■ **Exercise directions**: Emit the entire listing verbatim.

Items listed in a dataset:
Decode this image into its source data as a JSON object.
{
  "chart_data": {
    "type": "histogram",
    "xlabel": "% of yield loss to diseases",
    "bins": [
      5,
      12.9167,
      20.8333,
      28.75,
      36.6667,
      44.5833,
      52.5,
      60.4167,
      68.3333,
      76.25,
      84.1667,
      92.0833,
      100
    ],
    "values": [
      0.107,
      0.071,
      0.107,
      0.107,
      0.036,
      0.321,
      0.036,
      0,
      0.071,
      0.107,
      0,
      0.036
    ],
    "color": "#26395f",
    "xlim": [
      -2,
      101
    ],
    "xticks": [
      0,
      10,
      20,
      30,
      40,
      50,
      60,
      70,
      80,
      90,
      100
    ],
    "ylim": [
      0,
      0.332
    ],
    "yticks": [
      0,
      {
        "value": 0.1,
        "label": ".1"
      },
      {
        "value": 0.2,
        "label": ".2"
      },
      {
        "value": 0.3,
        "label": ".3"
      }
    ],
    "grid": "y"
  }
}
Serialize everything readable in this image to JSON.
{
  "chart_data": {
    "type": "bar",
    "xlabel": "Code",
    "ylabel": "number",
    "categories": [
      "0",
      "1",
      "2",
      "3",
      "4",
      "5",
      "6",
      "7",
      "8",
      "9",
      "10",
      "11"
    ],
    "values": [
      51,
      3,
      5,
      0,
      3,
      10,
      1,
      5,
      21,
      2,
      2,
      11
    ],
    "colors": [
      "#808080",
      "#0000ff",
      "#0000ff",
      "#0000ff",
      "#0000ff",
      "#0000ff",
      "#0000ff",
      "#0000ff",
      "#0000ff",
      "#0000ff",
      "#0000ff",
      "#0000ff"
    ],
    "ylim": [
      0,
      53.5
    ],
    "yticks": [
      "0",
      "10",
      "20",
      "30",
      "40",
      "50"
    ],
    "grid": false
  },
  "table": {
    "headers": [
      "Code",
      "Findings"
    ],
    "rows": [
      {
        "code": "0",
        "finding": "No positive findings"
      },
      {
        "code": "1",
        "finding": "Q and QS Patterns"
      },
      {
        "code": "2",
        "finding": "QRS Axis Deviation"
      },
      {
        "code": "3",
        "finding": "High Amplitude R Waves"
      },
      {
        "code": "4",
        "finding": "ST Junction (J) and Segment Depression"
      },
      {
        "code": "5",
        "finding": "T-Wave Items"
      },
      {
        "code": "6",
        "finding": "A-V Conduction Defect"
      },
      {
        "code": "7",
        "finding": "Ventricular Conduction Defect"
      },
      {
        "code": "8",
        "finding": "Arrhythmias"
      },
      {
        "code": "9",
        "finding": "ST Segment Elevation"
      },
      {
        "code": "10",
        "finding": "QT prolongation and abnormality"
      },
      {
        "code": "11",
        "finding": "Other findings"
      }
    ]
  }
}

■ **Result for this exercise**:
Decode this image into its source data as a JSON object.
{
  "chart_data": {
    "type": "histogram",
    "xlabel": "% of yield loss to diseases",
    "bins": [
      5,
      12.9167,
      20.8333,
      28.75,
      36.6667,
      44.5833,
      52.5,
      60.4167,
      68.3333,
      76.25,
      84.1667,
      92.0833,
      100
    ],
    "values": [
      0.107,
      0.071,
      0.107,
      0.107,
      0.036,
      0.321,
      0.036,
      0,
      0.071,
      0.107,
      0,
      0.036
    ],
    "color": "#26395f",
    "xlim": [
      -2,
      101
    ],
    "xticks": [
      0,
      10,
      20,
      30,
      40,
      50,
      60,
      70,
      80,
      90,
      100
    ],
    "ylim": [
      0,
      0.332
    ],
    "yticks": [
      0,
      {
        "value": 0.1,
        "label": ".1"
      },
      {
        "value": 0.2,
        "label": ".2"
      },
      {
        "value": 0.3,
        "label": ".3"
      }
    ],
    "grid": "y"
  }
}
Serialize everything readable in this image to JSON.
{
  "chart_data": {
    "type": "bar",
    "xlabel": "Code",
    "ylabel": "number",
    "categories": [
      "0",
      "1",
      "2",
      "3",
      "4",
      "5",
      "6",
      "7",
      "8",
      "9",
      "10",
      "11"
    ],
    "values": [
      51,
      3,
      5,
      0,
      3,
      10,
      1,
      5,
      21,
      2,
      2,
      11
    ],
    "colors": [
      "#808080",
      "#0000ff",
      "#0000ff",
      "#0000ff",
      "#0000ff",
      "#0000ff",
      "#0000ff",
      "#0000ff",
      "#0000ff",
      "#0000ff",
      "#0000ff",
      "#0000ff"
    ],
    "ylim": [
      0,
      53.5
    ],
    "yticks": [
      "0",
      "10",
      "20",
      "30",
      "40",
      "50"
    ],
    "grid": false
  },
  "table": {
    "headers": [
      "Code",
      "Findings"
    ],
    "rows": [
      {
        "code": "0",
        "finding": "No positive findings"
      },
      {
        "code": "1",
        "finding": "Q and QS Patterns"
      },
      {
        "code": "2",
        "finding": "QRS Axis Deviation"
      },
      {
        "code": "3",
        "finding": "High Amplitude R Waves"
      },
      {
        "code": "4",
        "finding": "ST Junction (J) and Segment Depression"
      },
      {
        "code": "5",
        "finding": "T-Wave Items"
      },
      {
        "code": "6",
        "finding": "A-V Conduction Defect"
      },
      {
        "code": "7",
        "finding": "Ventricular Conduction Defect"
      },
      {
        "code": "8",
        "finding": "Arrhythmias"
      },
      {
        "code": "9",
        "finding": "ST Segment Elevation"
      },
      {
        "code": "10",
        "finding": "QT prolongation and abnormality"
      },
      {
        "code": "11",
        "finding": "Other findings"
      }
    ]
  }
}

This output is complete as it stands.